* _Stated goal_
Transcribe the listing exactly, leaving out every picture.

-- Start Exercise input --

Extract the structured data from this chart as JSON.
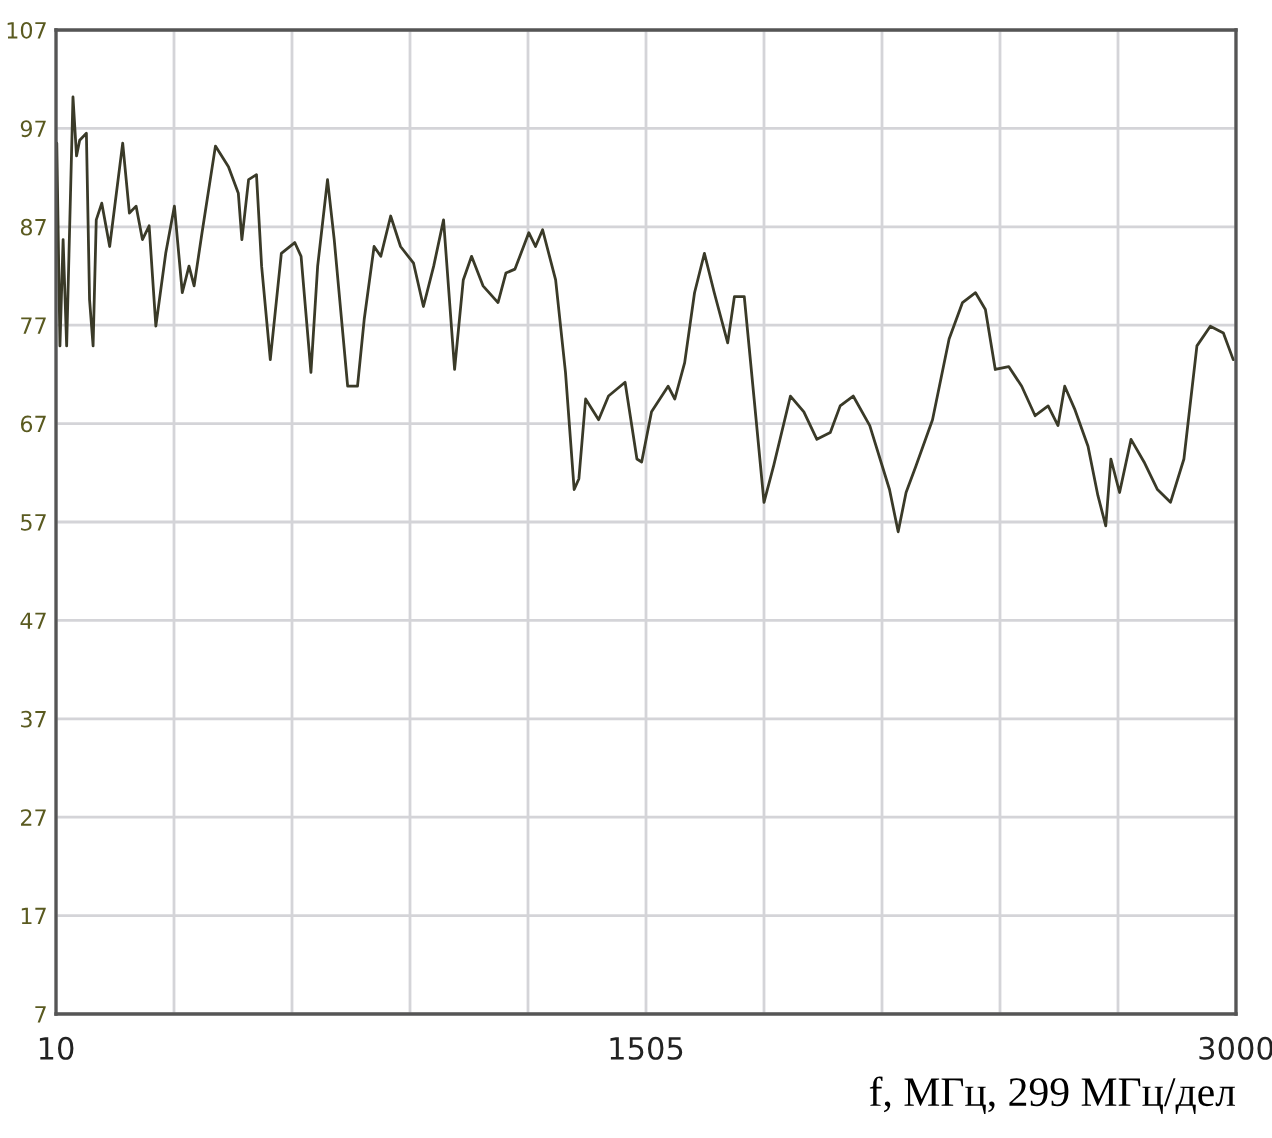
{
  "chart_data": {
    "type": "line",
    "xlabel": "f, МГц, 299 МГц/дел",
    "xlim": [
      10,
      3000
    ],
    "ylim": [
      7,
      107
    ],
    "xticks": [
      10,
      {
        "value": 309,
        "label": null
      },
      {
        "value": 608,
        "label": null
      },
      {
        "value": 907,
        "label": null
      },
      {
        "value": 1206,
        "label": null
      },
      1505,
      {
        "value": 1804,
        "label": null
      },
      {
        "value": 2103,
        "label": null
      },
      {
        "value": 2402,
        "label": null
      },
      {
        "value": 2701,
        "label": null
      },
      3000
    ],
    "yticks": [
      7,
      17,
      27,
      37,
      47,
      57,
      67,
      77,
      87,
      97,
      107
    ],
    "grid": true,
    "marker": "none",
    "line_style": "solid",
    "series": [
      {
        "color": "#3a3a28",
        "x": [
          12,
          20,
          28,
          37,
          53,
          62,
          70,
          87,
          95,
          104,
          112,
          126,
          146,
          179,
          196,
          213,
          229,
          246,
          263,
          288,
          310,
          330,
          347,
          360,
          380,
          414,
          447,
          472,
          481,
          498,
          518,
          531,
          553,
          581,
          615,
          631,
          656,
          673,
          698,
          715,
          749,
          774,
          791,
          816,
          833,
          858,
          883,
          916,
          941,
          967,
          992,
          1020,
          1042,
          1063,
          1092,
          1130,
          1150,
          1173,
          1208,
          1225,
          1243,
          1276,
          1301,
          1323,
          1335,
          1352,
          1385,
          1410,
          1452,
          1482,
          1494,
          1519,
          1561,
          1578,
          1603,
          1628,
          1653,
          1678,
          1712,
          1729,
          1754,
          1779,
          1804,
          1829,
          1871,
          1905,
          1938,
          1972,
          1997,
          2030,
          2072,
          2122,
          2144,
          2164,
          2189,
          2231,
          2273,
          2307,
          2340,
          2365,
          2390,
          2424,
          2457,
          2491,
          2524,
          2549,
          2566,
          2591,
          2625,
          2650,
          2670,
          2683,
          2705,
          2734,
          2767,
          2801,
          2834,
          2868,
          2901,
          2935,
          2968,
          2993
        ],
        "values": [
          95.5,
          74.9,
          85.7,
          74.9,
          100.2,
          94.2,
          95.8,
          96.5,
          79.6,
          74.9,
          87.7,
          89.4,
          85.0,
          95.5,
          88.4,
          89.1,
          85.7,
          87.1,
          76.9,
          84.3,
          89.1,
          80.3,
          83.0,
          81.0,
          86.4,
          95.2,
          93.1,
          90.4,
          85.7,
          91.8,
          92.3,
          83.0,
          73.5,
          84.3,
          85.4,
          84.0,
          72.2,
          83.0,
          91.8,
          85.7,
          70.8,
          70.8,
          77.6,
          85.0,
          84.0,
          88.1,
          85.0,
          83.3,
          78.9,
          83.0,
          87.7,
          72.5,
          81.6,
          84.0,
          81.0,
          79.3,
          82.3,
          82.7,
          86.4,
          85.0,
          86.7,
          81.6,
          72.2,
          60.3,
          61.4,
          69.5,
          67.4,
          69.8,
          71.2,
          63.4,
          63.1,
          68.2,
          70.8,
          69.5,
          73.2,
          80.3,
          84.3,
          80.3,
          75.2,
          79.9,
          79.9,
          69.5,
          59.0,
          62.8,
          69.8,
          68.2,
          65.4,
          66.1,
          68.8,
          69.8,
          66.8,
          60.3,
          56.0,
          60.0,
          62.7,
          67.4,
          75.6,
          79.3,
          80.3,
          78.6,
          72.5,
          72.8,
          70.8,
          67.8,
          68.8,
          66.8,
          70.8,
          68.5,
          64.7,
          59.7,
          56.6,
          63.4,
          60.0,
          65.4,
          63.1,
          60.3,
          59.0,
          63.4,
          74.9,
          76.9,
          76.2,
          73.5
        ]
      }
    ]
  }
}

-- End Exercise input --

* _Response to this task_
Extract the structured data from this chart as JSON.
{
  "chart_data": {
    "type": "line",
    "xlabel": "f, МГц, 299 МГц/дел",
    "xlim": [
      10,
      3000
    ],
    "ylim": [
      7,
      107
    ],
    "xticks": [
      10,
      {
        "value": 309,
        "label": null
      },
      {
        "value": 608,
        "label": null
      },
      {
        "value": 907,
        "label": null
      },
      {
        "value": 1206,
        "label": null
      },
      1505,
      {
        "value": 1804,
        "label": null
      },
      {
        "value": 2103,
        "label": null
      },
      {
        "value": 2402,
        "label": null
      },
      {
        "value": 2701,
        "label": null
      },
      3000
    ],
    "yticks": [
      7,
      17,
      27,
      37,
      47,
      57,
      67,
      77,
      87,
      97,
      107
    ],
    "grid": true,
    "marker": "none",
    "line_style": "solid",
    "series": [
      {
        "color": "#3a3a28",
        "x": [
          12,
          20,
          28,
          37,
          53,
          62,
          70,
          87,
          95,
          104,
          112,
          126,
          146,
          179,
          196,
          213,
          229,
          246,
          263,
          288,
          310,
          330,
          347,
          360,
          380,
          414,
          447,
          472,
          481,
          498,
          518,
          531,
          553,
          581,
          615,
          631,
          656,
          673,
          698,
          715,
          749,
          774,
          791,
          816,
          833,
          858,
          883,
          916,
          941,
          967,
          992,
          1020,
          1042,
          1063,
          1092,
          1130,
          1150,
          1173,
          1208,
          1225,
          1243,
          1276,
          1301,
          1323,
          1335,
          1352,
          1385,
          1410,
          1452,
          1482,
          1494,
          1519,
          1561,
          1578,
          1603,
          1628,
          1653,
          1678,
          1712,
          1729,
          1754,
          1779,
          1804,
          1829,
          1871,
          1905,
          1938,
          1972,
          1997,
          2030,
          2072,
          2122,
          2144,
          2164,
          2189,
          2231,
          2273,
          2307,
          2340,
          2365,
          2390,
          2424,
          2457,
          2491,
          2524,
          2549,
          2566,
          2591,
          2625,
          2650,
          2670,
          2683,
          2705,
          2734,
          2767,
          2801,
          2834,
          2868,
          2901,
          2935,
          2968,
          2993
        ],
        "values": [
          95.5,
          74.9,
          85.7,
          74.9,
          100.2,
          94.2,
          95.8,
          96.5,
          79.6,
          74.9,
          87.7,
          89.4,
          85.0,
          95.5,
          88.4,
          89.1,
          85.7,
          87.1,
          76.9,
          84.3,
          89.1,
          80.3,
          83.0,
          81.0,
          86.4,
          95.2,
          93.1,
          90.4,
          85.7,
          91.8,
          92.3,
          83.0,
          73.5,
          84.3,
          85.4,
          84.0,
          72.2,
          83.0,
          91.8,
          85.7,
          70.8,
          70.8,
          77.6,
          85.0,
          84.0,
          88.1,
          85.0,
          83.3,
          78.9,
          83.0,
          87.7,
          72.5,
          81.6,
          84.0,
          81.0,
          79.3,
          82.3,
          82.7,
          86.4,
          85.0,
          86.7,
          81.6,
          72.2,
          60.3,
          61.4,
          69.5,
          67.4,
          69.8,
          71.2,
          63.4,
          63.1,
          68.2,
          70.8,
          69.5,
          73.2,
          80.3,
          84.3,
          80.3,
          75.2,
          79.9,
          79.9,
          69.5,
          59.0,
          62.8,
          69.8,
          68.2,
          65.4,
          66.1,
          68.8,
          69.8,
          66.8,
          60.3,
          56.0,
          60.0,
          62.7,
          67.4,
          75.6,
          79.3,
          80.3,
          78.6,
          72.5,
          72.8,
          70.8,
          67.8,
          68.8,
          66.8,
          70.8,
          68.5,
          64.7,
          59.7,
          56.6,
          63.4,
          60.0,
          65.4,
          63.1,
          60.3,
          59.0,
          63.4,
          74.9,
          76.9,
          76.2,
          73.5
        ]
      }
    ]
  }
}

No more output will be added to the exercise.